§ **RECORDS SUPPLIED**
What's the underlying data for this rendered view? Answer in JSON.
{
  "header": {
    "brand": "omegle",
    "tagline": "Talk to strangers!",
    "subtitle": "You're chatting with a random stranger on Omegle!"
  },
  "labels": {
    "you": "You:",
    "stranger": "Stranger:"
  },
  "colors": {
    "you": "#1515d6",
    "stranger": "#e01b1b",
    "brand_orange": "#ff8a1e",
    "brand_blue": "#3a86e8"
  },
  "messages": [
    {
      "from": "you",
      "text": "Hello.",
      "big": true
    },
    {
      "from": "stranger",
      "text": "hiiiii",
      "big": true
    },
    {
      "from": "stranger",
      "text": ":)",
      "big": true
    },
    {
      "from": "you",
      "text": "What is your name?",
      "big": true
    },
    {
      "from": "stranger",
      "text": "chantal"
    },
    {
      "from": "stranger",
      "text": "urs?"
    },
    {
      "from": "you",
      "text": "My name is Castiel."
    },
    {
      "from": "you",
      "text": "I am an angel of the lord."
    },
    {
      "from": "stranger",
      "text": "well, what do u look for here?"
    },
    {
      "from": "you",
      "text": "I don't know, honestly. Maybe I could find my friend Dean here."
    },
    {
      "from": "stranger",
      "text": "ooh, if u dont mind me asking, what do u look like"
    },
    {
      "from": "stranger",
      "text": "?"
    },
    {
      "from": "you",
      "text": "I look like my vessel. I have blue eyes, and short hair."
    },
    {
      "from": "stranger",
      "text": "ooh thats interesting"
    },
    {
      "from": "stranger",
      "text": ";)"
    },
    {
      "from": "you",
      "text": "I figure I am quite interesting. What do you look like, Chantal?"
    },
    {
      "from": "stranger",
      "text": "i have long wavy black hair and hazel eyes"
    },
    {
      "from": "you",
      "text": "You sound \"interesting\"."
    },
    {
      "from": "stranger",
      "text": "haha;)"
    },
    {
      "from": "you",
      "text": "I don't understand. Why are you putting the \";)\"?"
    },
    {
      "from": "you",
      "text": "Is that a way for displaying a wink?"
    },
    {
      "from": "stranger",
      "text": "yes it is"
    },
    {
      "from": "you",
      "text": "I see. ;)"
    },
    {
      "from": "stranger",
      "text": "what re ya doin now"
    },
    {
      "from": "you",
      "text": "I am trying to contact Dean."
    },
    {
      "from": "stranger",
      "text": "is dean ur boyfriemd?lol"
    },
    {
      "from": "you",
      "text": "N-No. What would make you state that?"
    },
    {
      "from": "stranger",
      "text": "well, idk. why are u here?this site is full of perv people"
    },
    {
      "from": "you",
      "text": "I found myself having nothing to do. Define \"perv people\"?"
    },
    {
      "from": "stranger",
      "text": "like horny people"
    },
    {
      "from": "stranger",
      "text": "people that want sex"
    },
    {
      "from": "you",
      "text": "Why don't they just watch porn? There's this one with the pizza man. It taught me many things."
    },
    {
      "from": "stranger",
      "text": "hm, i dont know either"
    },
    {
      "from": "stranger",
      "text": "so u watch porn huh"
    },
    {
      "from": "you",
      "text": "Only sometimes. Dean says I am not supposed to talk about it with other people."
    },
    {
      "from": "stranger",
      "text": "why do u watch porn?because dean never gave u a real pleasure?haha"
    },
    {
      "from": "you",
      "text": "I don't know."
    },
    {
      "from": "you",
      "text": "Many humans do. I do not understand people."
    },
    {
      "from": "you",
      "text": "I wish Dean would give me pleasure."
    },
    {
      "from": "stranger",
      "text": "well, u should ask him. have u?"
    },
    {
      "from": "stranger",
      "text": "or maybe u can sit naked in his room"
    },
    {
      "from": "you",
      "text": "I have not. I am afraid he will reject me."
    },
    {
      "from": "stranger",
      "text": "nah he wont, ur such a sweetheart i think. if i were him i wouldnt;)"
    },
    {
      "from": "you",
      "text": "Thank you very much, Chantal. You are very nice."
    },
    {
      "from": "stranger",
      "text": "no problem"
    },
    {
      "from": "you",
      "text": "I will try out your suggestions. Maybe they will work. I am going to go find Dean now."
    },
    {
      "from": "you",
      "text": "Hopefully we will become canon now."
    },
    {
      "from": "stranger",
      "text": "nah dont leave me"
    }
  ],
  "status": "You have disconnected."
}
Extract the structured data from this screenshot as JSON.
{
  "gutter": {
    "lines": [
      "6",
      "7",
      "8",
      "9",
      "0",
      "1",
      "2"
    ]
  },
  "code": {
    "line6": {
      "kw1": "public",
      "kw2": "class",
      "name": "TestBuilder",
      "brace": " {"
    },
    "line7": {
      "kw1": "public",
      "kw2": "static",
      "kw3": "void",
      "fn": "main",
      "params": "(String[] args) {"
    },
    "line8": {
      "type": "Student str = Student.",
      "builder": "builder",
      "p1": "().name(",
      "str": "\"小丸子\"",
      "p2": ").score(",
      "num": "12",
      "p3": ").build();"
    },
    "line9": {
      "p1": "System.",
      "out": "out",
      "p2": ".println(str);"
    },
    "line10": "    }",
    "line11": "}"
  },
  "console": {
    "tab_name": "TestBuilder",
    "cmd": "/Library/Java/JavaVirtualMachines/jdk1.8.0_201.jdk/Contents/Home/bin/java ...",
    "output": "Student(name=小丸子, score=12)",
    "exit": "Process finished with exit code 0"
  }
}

§ **EXERCISE DESCRIPTION**
Please quote the records above exactly, without skipping a line.

§ **TASK SOLUTION**
What's the underlying data for this rendered view? Answer in JSON.
{
  "header": {
    "brand": "omegle",
    "tagline": "Talk to strangers!",
    "subtitle": "You're chatting with a random stranger on Omegle!"
  },
  "labels": {
    "you": "You:",
    "stranger": "Stranger:"
  },
  "colors": {
    "you": "#1515d6",
    "stranger": "#e01b1b",
    "brand_orange": "#ff8a1e",
    "brand_blue": "#3a86e8"
  },
  "messages": [
    {
      "from": "you",
      "text": "Hello.",
      "big": true
    },
    {
      "from": "stranger",
      "text": "hiiiii",
      "big": true
    },
    {
      "from": "stranger",
      "text": ":)",
      "big": true
    },
    {
      "from": "you",
      "text": "What is your name?",
      "big": true
    },
    {
      "from": "stranger",
      "text": "chantal"
    },
    {
      "from": "stranger",
      "text": "urs?"
    },
    {
      "from": "you",
      "text": "My name is Castiel."
    },
    {
      "from": "you",
      "text": "I am an angel of the lord."
    },
    {
      "from": "stranger",
      "text": "well, what do u look for here?"
    },
    {
      "from": "you",
      "text": "I don't know, honestly. Maybe I could find my friend Dean here."
    },
    {
      "from": "stranger",
      "text": "ooh, if u dont mind me asking, what do u look like"
    },
    {
      "from": "stranger",
      "text": "?"
    },
    {
      "from": "you",
      "text": "I look like my vessel. I have blue eyes, and short hair."
    },
    {
      "from": "stranger",
      "text": "ooh thats interesting"
    },
    {
      "from": "stranger",
      "text": ";)"
    },
    {
      "from": "you",
      "text": "I figure I am quite interesting. What do you look like, Chantal?"
    },
    {
      "from": "stranger",
      "text": "i have long wavy black hair and hazel eyes"
    },
    {
      "from": "you",
      "text": "You sound \"interesting\"."
    },
    {
      "from": "stranger",
      "text": "haha;)"
    },
    {
      "from": "you",
      "text": "I don't understand. Why are you putting the \";)\"?"
    },
    {
      "from": "you",
      "text": "Is that a way for displaying a wink?"
    },
    {
      "from": "stranger",
      "text": "yes it is"
    },
    {
      "from": "you",
      "text": "I see. ;)"
    },
    {
      "from": "stranger",
      "text": "what re ya doin now"
    },
    {
      "from": "you",
      "text": "I am trying to contact Dean."
    },
    {
      "from": "stranger",
      "text": "is dean ur boyfriemd?lol"
    },
    {
      "from": "you",
      "text": "N-No. What would make you state that?"
    },
    {
      "from": "stranger",
      "text": "well, idk. why are u here?this site is full of perv people"
    },
    {
      "from": "you",
      "text": "I found myself having nothing to do. Define \"perv people\"?"
    },
    {
      "from": "stranger",
      "text": "like horny people"
    },
    {
      "from": "stranger",
      "text": "people that want sex"
    },
    {
      "from": "you",
      "text": "Why don't they just watch porn? There's this one with the pizza man. It taught me many things."
    },
    {
      "from": "stranger",
      "text": "hm, i dont know either"
    },
    {
      "from": "stranger",
      "text": "so u watch porn huh"
    },
    {
      "from": "you",
      "text": "Only sometimes. Dean says I am not supposed to talk about it with other people."
    },
    {
      "from": "stranger",
      "text": "why do u watch porn?because dean never gave u a real pleasure?haha"
    },
    {
      "from": "you",
      "text": "I don't know."
    },
    {
      "from": "you",
      "text": "Many humans do. I do not understand people."
    },
    {
      "from": "you",
      "text": "I wish Dean would give me pleasure."
    },
    {
      "from": "stranger",
      "text": "well, u should ask him. have u?"
    },
    {
      "from": "stranger",
      "text": "or maybe u can sit naked in his room"
    },
    {
      "from": "you",
      "text": "I have not. I am afraid he will reject me."
    },
    {
      "from": "stranger",
      "text": "nah he wont, ur such a sweetheart i think. if i were him i wouldnt;)"
    },
    {
      "from": "you",
      "text": "Thank you very much, Chantal. You are very nice."
    },
    {
      "from": "stranger",
      "text": "no problem"
    },
    {
      "from": "you",
      "text": "I will try out your suggestions. Maybe they will work. I am going to go find Dean now."
    },
    {
      "from": "you",
      "text": "Hopefully we will become canon now."
    },
    {
      "from": "stranger",
      "text": "nah dont leave me"
    }
  ],
  "status": "You have disconnected."
}
Extract the structured data from this screenshot as JSON.
{
  "gutter": {
    "lines": [
      "6",
      "7",
      "8",
      "9",
      "0",
      "1",
      "2"
    ]
  },
  "code": {
    "line6": {
      "kw1": "public",
      "kw2": "class",
      "name": "TestBuilder",
      "brace": " {"
    },
    "line7": {
      "kw1": "public",
      "kw2": "static",
      "kw3": "void",
      "fn": "main",
      "params": "(String[] args) {"
    },
    "line8": {
      "type": "Student str = Student.",
      "builder": "builder",
      "p1": "().name(",
      "str": "\"小丸子\"",
      "p2": ").score(",
      "num": "12",
      "p3": ").build();"
    },
    "line9": {
      "p1": "System.",
      "out": "out",
      "p2": ".println(str);"
    },
    "line10": "    }",
    "line11": "}"
  },
  "console": {
    "tab_name": "TestBuilder",
    "cmd": "/Library/Java/JavaVirtualMachines/jdk1.8.0_201.jdk/Contents/Home/bin/java ...",
    "output": "Student(name=小丸子, score=12)",
    "exit": "Process finished with exit code 0"
  }
}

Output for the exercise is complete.